Go through the entries below and collect each line with the string "this" in it.
┏━━
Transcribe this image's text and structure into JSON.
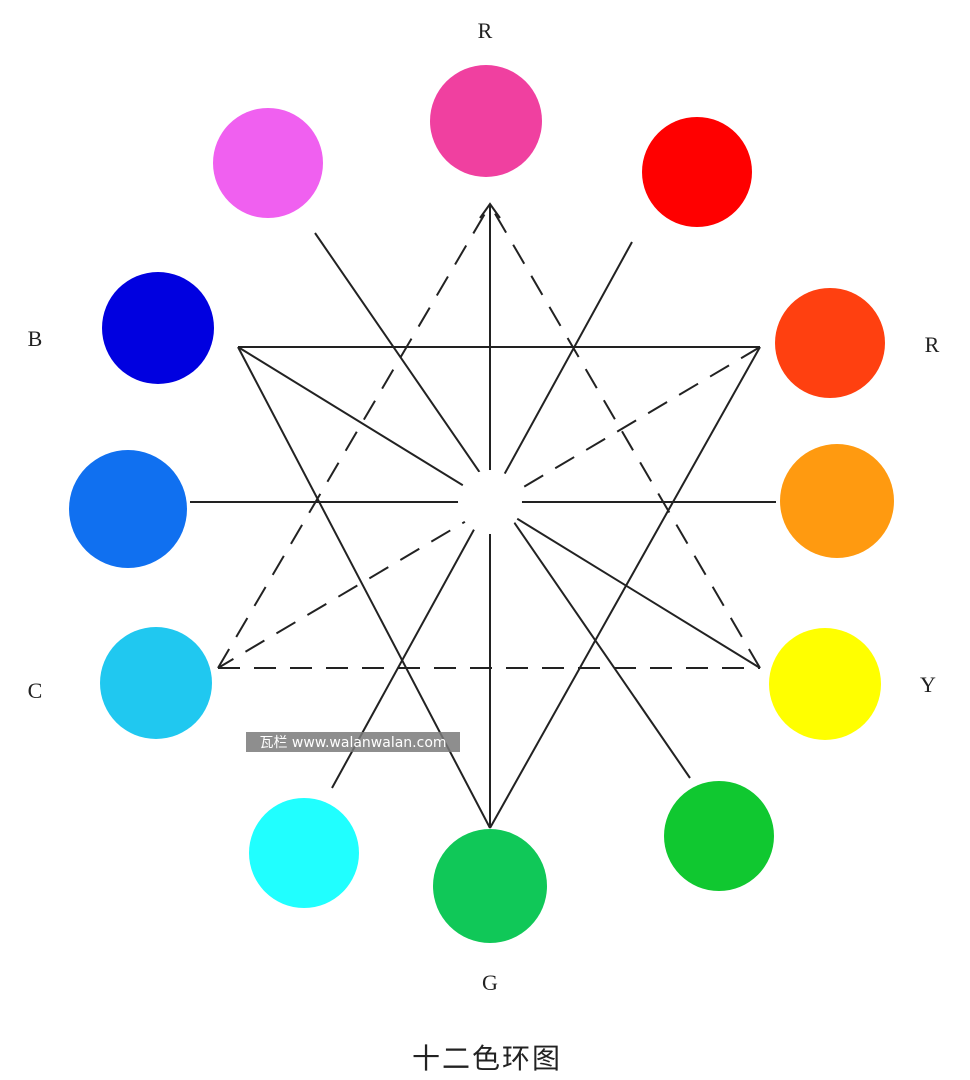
{
  "caption": "十二色环图",
  "watermark": "瓦栏 www.walanwalan.com",
  "labels": {
    "top": "R",
    "right": "R",
    "b": "B",
    "c": "C",
    "y": "Y",
    "g": "G"
  },
  "colors": {
    "magenta_pink": "#f040a0",
    "red": "#ff0000",
    "red_orange": "#ff4010",
    "orange": "#ff9a10",
    "yellow": "#ffff00",
    "green": "#10c830",
    "green_blue": "#10c858",
    "cyan": "#20ffff",
    "sky_blue": "#20c8f0",
    "mid_blue": "#1070f0",
    "blue": "#0000e0",
    "violet_pink": "#f060f0"
  }
}
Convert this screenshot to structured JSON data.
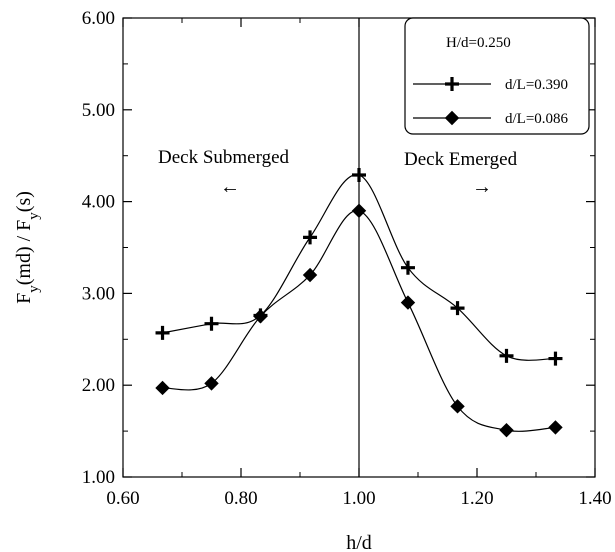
{
  "chart_data": {
    "type": "line",
    "title": "",
    "xlabel": "h/d",
    "ylabel": "F_y(md) / F_y(s)",
    "xlim": [
      0.6,
      1.4
    ],
    "ylim": [
      1.0,
      6.0
    ],
    "xticks": [
      "0.60",
      "0.80",
      "1.00",
      "1.20",
      "1.40"
    ],
    "yticks": [
      "1.00",
      "2.00",
      "3.00",
      "4.00",
      "5.00",
      "6.00"
    ],
    "vline_x": 1.0,
    "grid": false,
    "legend": {
      "placement": "top-right",
      "title": "H/d=0.250"
    },
    "series": [
      {
        "name": "d/L=0.390",
        "marker": "plus",
        "x": [
          0.667,
          0.75,
          0.833,
          0.917,
          1.0,
          1.083,
          1.167,
          1.25,
          1.333
        ],
        "y": [
          2.57,
          2.67,
          2.76,
          3.61,
          4.29,
          3.28,
          2.84,
          2.32,
          2.29
        ]
      },
      {
        "name": "d/L=0.086",
        "marker": "diamond",
        "x": [
          0.667,
          0.75,
          0.833,
          0.917,
          1.0,
          1.083,
          1.167,
          1.25,
          1.333
        ],
        "y": [
          1.97,
          2.02,
          2.75,
          3.2,
          3.9,
          2.9,
          1.77,
          1.51,
          1.54
        ]
      }
    ],
    "annotations": {
      "left_label": "Deck Submerged",
      "left_arrow": "←",
      "right_label": "Deck Emerged",
      "right_arrow": "→"
    }
  }
}
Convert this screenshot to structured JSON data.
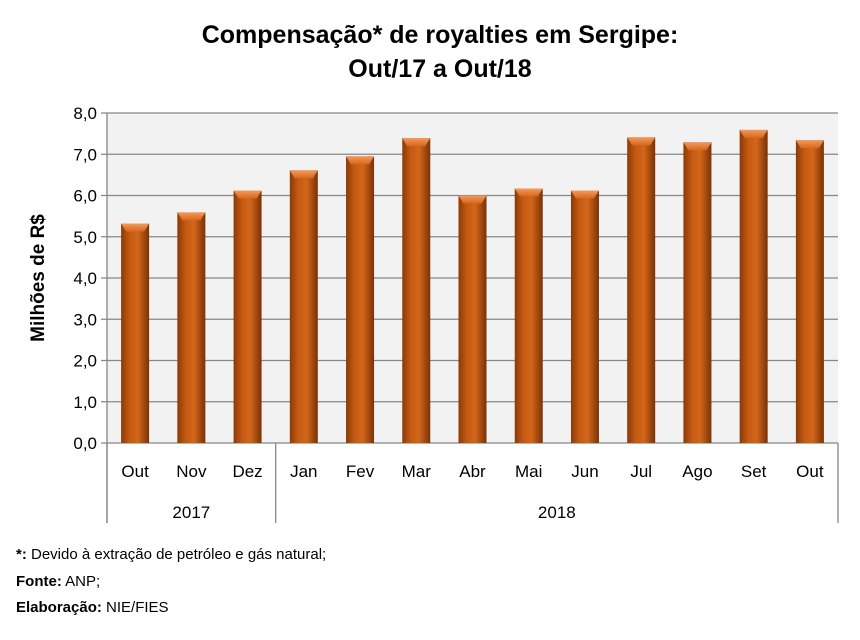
{
  "chart_data": {
    "type": "bar",
    "title": "Compensação* de royalties em Sergipe:",
    "subtitle": "Out/17 a Out/18",
    "ylabel": "Milhões de R$",
    "xlabel": "",
    "ylim": [
      0,
      8
    ],
    "yticks": [
      "0,0",
      "1,0",
      "2,0",
      "3,0",
      "4,0",
      "5,0",
      "6,0",
      "7,0",
      "8,0"
    ],
    "categories": [
      "Out",
      "Nov",
      "Dez",
      "Jan",
      "Fev",
      "Mar",
      "Abr",
      "Mai",
      "Jun",
      "Jul",
      "Ago",
      "Set",
      "Out"
    ],
    "values": [
      5.32,
      5.59,
      6.12,
      6.61,
      6.95,
      7.39,
      6.0,
      6.17,
      6.12,
      7.41,
      7.29,
      7.59,
      7.34
    ],
    "groups": [
      {
        "label": "2017",
        "count": 3
      },
      {
        "label": "2018",
        "count": 10
      }
    ],
    "grid": true,
    "bar_color": "#c55a11"
  },
  "footnotes": [
    {
      "key": "*:",
      "text": " Devido à extração de petróleo e gás natural;"
    },
    {
      "key": "Fonte:",
      "text": " ANP;"
    },
    {
      "key": "Elaboração:",
      "text": " NIE/FIES"
    }
  ]
}
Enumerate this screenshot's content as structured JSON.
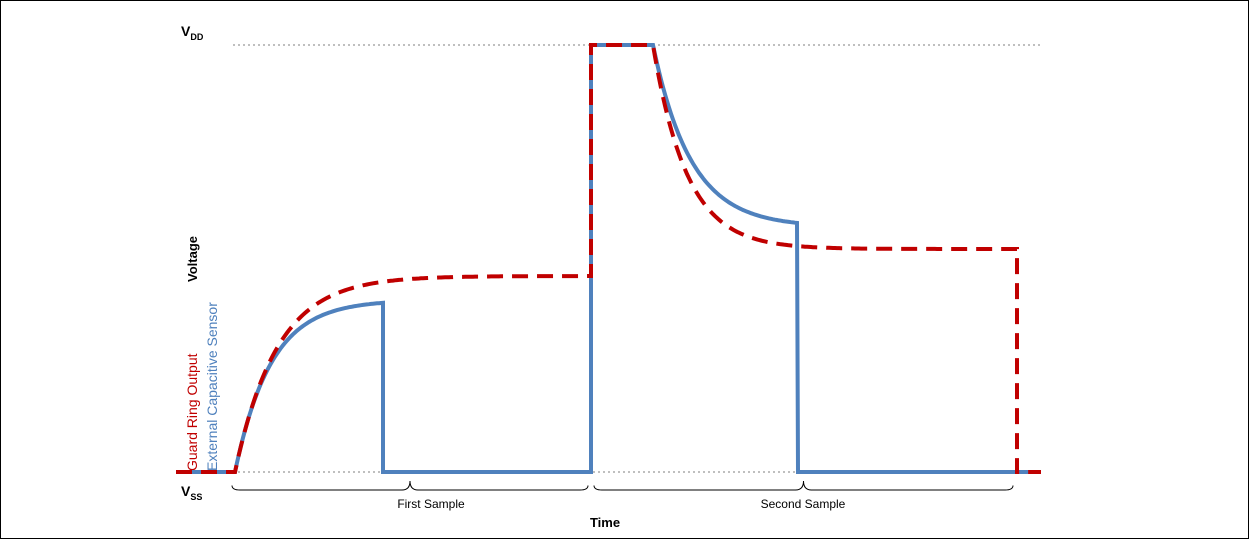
┗━━
● **FINISHED ANSWER**:
Transcribe this image's text and structure into JSON.
Convert this screenshot to structured JSON data.
Convert this screenshot to structured JSON data.
Enumerate this screenshot's content as structured JSON.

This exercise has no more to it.